• Problem requirements: Find how many lines in the material contain "JSON"; your answer should be that number alone.

Rows from a figure dataset:

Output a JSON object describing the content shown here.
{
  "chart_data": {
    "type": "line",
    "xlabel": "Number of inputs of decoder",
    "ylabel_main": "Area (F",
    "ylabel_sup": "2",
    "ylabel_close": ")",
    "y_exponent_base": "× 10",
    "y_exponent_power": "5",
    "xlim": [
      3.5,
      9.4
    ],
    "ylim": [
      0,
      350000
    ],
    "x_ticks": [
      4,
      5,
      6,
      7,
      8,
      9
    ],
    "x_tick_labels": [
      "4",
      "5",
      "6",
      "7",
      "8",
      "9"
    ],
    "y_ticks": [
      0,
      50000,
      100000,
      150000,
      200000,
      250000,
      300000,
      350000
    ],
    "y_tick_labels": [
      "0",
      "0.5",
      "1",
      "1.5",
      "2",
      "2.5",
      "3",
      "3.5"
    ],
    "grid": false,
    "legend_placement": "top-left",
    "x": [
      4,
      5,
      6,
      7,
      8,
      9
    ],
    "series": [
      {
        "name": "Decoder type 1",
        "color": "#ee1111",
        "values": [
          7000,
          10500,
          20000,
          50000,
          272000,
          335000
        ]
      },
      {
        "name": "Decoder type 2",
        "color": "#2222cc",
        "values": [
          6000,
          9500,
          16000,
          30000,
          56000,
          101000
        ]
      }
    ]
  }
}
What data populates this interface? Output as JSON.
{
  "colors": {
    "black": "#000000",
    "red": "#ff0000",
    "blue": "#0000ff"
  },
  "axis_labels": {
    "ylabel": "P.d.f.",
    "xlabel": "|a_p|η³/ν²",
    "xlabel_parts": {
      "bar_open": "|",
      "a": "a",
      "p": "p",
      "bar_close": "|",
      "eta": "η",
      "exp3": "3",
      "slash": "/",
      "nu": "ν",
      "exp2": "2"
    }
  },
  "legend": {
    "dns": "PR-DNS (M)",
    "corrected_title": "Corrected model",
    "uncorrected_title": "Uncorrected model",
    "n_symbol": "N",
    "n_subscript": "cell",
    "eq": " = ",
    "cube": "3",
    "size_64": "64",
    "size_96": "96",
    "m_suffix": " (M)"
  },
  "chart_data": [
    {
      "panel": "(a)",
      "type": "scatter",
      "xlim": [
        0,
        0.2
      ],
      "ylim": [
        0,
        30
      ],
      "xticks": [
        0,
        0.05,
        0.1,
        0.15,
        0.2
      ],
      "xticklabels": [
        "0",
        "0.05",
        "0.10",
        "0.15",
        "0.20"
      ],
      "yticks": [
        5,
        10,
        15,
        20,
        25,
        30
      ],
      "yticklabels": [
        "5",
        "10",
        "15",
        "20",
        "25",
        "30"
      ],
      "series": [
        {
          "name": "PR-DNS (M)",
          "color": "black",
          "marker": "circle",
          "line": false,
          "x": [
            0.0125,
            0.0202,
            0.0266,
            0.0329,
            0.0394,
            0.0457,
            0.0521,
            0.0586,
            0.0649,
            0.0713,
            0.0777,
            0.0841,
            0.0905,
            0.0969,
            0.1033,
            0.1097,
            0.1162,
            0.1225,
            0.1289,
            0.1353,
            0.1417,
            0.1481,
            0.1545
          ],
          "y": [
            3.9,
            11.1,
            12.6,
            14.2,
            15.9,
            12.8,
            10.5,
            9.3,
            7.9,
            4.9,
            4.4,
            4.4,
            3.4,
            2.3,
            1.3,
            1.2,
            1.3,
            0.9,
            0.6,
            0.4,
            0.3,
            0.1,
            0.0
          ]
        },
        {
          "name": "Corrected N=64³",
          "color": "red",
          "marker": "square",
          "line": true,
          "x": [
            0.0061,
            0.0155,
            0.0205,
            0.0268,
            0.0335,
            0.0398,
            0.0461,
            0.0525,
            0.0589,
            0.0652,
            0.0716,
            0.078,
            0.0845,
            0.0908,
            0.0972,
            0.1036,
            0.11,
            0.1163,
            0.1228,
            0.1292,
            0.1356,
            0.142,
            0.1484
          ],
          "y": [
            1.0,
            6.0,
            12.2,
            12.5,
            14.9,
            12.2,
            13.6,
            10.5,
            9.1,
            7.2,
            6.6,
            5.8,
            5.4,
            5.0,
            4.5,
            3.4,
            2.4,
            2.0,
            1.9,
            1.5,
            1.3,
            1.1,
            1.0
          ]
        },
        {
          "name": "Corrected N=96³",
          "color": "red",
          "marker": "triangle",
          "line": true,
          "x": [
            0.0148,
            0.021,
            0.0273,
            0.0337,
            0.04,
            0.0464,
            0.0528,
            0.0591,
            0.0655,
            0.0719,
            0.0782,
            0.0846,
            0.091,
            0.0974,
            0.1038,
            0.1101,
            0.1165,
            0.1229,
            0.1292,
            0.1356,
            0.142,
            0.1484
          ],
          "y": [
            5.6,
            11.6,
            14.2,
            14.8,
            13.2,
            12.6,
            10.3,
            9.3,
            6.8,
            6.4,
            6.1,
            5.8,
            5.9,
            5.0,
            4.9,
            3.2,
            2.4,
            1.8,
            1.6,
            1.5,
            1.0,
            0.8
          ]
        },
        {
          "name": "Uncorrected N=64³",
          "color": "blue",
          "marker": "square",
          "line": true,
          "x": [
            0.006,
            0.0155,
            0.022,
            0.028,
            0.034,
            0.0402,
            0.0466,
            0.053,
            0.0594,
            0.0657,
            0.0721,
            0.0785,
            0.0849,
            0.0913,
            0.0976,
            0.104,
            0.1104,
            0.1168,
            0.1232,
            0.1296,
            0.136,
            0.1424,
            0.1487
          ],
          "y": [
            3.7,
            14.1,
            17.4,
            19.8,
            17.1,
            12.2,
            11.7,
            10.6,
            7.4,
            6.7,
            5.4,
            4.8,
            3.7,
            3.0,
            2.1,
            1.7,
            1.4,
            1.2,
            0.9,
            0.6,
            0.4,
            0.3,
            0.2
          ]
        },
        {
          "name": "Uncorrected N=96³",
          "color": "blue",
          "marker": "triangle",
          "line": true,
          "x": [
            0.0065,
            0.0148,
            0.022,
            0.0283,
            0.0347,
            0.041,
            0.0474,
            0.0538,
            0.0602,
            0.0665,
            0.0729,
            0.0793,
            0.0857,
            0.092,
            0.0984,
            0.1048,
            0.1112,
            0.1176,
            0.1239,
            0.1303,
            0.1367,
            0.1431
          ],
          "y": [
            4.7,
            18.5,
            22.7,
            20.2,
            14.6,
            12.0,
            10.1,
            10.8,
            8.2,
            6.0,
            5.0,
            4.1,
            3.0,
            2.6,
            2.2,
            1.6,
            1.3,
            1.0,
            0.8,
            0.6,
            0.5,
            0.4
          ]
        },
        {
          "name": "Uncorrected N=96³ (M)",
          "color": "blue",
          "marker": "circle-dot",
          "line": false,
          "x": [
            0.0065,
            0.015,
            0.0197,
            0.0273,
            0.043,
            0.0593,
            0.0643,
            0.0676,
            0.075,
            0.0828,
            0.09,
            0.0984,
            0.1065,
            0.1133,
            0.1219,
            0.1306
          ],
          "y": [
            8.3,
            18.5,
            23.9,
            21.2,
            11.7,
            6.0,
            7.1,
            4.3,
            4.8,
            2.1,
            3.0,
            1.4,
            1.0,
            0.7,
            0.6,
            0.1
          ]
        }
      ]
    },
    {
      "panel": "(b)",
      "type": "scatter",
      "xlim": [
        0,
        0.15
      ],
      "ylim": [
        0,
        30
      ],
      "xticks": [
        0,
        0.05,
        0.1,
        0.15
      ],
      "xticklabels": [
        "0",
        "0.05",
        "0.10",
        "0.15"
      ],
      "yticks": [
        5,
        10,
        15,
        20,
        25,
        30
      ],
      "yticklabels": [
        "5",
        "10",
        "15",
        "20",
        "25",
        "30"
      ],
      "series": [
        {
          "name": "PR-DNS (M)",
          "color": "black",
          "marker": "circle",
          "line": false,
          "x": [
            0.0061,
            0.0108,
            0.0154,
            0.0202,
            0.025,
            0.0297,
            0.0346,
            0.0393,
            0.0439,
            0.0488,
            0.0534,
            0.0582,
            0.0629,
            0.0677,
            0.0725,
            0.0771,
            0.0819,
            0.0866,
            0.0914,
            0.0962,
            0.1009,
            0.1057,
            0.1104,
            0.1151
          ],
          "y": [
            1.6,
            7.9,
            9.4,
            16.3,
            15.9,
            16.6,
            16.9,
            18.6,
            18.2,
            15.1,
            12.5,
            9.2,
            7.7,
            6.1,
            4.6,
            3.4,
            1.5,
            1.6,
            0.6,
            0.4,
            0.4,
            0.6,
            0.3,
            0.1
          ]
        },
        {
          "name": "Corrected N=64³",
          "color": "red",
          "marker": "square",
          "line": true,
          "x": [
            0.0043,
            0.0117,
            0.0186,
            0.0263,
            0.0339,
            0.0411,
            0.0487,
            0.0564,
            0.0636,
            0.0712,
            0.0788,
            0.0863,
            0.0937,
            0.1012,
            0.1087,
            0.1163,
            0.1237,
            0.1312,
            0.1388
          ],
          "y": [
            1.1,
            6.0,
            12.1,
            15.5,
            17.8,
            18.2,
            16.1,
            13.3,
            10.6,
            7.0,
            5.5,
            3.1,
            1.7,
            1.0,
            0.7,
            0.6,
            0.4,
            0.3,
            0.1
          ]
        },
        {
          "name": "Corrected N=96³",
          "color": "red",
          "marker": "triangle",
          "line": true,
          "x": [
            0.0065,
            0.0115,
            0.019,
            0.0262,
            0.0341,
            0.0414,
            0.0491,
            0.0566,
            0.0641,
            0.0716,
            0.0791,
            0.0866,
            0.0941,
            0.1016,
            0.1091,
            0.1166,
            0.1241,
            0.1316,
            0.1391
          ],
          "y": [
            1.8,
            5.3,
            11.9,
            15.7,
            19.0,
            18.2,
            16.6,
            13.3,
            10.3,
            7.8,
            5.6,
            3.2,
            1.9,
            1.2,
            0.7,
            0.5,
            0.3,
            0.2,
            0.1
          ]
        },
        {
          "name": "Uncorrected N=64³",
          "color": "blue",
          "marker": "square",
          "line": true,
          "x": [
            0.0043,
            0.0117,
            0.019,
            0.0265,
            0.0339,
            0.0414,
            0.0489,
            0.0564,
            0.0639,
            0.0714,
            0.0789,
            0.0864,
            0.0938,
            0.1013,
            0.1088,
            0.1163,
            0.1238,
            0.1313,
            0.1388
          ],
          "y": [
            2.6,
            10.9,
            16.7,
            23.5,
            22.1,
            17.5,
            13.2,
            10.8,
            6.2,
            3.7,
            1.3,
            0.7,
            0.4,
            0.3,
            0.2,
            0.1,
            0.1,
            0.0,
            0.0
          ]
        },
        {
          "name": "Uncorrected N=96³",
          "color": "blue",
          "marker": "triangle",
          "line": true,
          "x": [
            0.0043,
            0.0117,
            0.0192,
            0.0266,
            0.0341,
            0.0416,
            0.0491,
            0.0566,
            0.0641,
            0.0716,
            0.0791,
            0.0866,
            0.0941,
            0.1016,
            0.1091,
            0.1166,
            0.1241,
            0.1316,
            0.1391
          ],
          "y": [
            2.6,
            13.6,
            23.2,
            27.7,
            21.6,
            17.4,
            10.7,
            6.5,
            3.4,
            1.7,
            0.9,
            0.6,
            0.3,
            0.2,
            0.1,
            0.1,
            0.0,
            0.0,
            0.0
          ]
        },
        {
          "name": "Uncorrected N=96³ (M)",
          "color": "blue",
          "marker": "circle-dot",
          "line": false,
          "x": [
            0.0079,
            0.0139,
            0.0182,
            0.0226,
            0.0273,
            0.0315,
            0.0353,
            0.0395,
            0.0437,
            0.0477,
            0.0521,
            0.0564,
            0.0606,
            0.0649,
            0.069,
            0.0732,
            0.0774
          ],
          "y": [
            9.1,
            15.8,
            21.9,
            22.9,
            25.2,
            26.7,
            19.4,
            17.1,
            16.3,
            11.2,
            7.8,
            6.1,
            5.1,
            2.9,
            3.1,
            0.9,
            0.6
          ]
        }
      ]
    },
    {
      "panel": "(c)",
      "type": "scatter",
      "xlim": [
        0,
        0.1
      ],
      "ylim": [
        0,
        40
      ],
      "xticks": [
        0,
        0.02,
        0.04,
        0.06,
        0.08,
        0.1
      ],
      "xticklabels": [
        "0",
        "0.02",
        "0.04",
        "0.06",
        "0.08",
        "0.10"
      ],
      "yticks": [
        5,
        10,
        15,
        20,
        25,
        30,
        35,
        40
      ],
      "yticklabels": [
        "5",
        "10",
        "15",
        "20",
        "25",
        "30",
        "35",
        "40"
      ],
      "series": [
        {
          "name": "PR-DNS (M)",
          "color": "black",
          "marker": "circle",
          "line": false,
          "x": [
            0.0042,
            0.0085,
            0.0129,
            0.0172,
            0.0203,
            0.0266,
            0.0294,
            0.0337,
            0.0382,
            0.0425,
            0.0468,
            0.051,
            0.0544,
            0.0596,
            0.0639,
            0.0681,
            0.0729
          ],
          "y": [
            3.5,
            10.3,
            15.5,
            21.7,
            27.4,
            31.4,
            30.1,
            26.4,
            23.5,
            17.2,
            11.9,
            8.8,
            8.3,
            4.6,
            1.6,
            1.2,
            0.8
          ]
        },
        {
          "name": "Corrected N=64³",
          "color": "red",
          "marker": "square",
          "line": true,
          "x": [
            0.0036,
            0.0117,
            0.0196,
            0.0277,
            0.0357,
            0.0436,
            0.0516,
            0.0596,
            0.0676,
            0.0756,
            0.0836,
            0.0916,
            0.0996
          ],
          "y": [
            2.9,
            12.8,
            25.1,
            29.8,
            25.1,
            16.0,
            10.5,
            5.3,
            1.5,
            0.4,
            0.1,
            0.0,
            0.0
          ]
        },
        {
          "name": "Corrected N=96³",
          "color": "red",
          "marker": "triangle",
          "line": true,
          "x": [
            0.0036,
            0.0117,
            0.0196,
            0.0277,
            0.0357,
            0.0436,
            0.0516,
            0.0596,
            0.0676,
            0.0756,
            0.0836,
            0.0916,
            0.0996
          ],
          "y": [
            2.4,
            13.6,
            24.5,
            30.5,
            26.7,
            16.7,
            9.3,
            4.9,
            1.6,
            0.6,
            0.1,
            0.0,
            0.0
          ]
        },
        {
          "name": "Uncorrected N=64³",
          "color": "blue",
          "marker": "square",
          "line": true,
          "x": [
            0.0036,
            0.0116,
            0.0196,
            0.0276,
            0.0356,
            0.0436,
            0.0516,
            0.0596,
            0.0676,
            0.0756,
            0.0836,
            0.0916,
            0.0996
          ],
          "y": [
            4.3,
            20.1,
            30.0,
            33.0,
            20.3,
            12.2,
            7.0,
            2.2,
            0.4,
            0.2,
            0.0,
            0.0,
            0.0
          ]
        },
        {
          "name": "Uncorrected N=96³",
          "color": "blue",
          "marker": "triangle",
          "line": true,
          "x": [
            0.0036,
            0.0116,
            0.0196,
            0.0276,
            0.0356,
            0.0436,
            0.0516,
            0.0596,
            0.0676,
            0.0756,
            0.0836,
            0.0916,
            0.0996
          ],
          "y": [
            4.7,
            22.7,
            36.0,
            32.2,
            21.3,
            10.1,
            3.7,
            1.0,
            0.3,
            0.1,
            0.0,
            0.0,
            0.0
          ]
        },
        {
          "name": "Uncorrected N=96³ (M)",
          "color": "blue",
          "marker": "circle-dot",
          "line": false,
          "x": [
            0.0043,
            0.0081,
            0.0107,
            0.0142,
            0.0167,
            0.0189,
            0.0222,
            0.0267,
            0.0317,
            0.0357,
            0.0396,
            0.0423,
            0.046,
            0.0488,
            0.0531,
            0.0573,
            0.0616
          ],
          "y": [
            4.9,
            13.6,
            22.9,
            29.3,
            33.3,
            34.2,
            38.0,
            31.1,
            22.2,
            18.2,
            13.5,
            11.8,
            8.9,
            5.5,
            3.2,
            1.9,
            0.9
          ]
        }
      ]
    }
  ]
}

• Full response: 2